──────── Supplied records

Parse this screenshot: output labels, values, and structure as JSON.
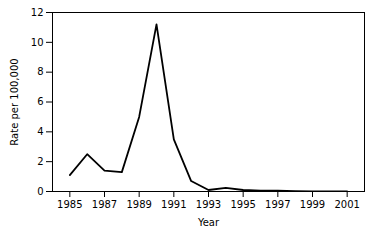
{
  "chart_data": {
    "type": "line",
    "x": [
      1985,
      1986,
      1987,
      1988,
      1989,
      1990,
      1991,
      1992,
      1993,
      1994,
      1995,
      1996,
      1997,
      1998,
      1999,
      2000,
      2001
    ],
    "values": [
      1.1,
      2.5,
      1.4,
      1.3,
      5.0,
      11.2,
      3.5,
      0.7,
      0.1,
      0.25,
      0.1,
      0.05,
      0.05,
      0.02,
      0.01,
      0.01,
      0.01
    ],
    "xlabel": "Year",
    "ylabel": "Rate per 100,000",
    "xlim": [
      1984,
      2002
    ],
    "ylim": [
      0,
      12
    ],
    "xticks": [
      1985,
      1987,
      1989,
      1991,
      1993,
      1995,
      1997,
      1999,
      2001
    ],
    "yticks": [
      0,
      2,
      4,
      6,
      8,
      10,
      12
    ],
    "color": "#000000",
    "grid": false
  }
}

────────────────

Are you able to set down all the lines above exactly, without any pictures?

Parse this screenshot: output labels, values, and structure as JSON.
{
  "chart_data": {
    "type": "line",
    "x": [
      1985,
      1986,
      1987,
      1988,
      1989,
      1990,
      1991,
      1992,
      1993,
      1994,
      1995,
      1996,
      1997,
      1998,
      1999,
      2000,
      2001
    ],
    "values": [
      1.1,
      2.5,
      1.4,
      1.3,
      5.0,
      11.2,
      3.5,
      0.7,
      0.1,
      0.25,
      0.1,
      0.05,
      0.05,
      0.02,
      0.01,
      0.01,
      0.01
    ],
    "xlabel": "Year",
    "ylabel": "Rate per 100,000",
    "xlim": [
      1984,
      2002
    ],
    "ylim": [
      0,
      12
    ],
    "xticks": [
      1985,
      1987,
      1989,
      1991,
      1993,
      1995,
      1997,
      1999,
      2001
    ],
    "yticks": [
      0,
      2,
      4,
      6,
      8,
      10,
      12
    ],
    "color": "#000000",
    "grid": false
  }
}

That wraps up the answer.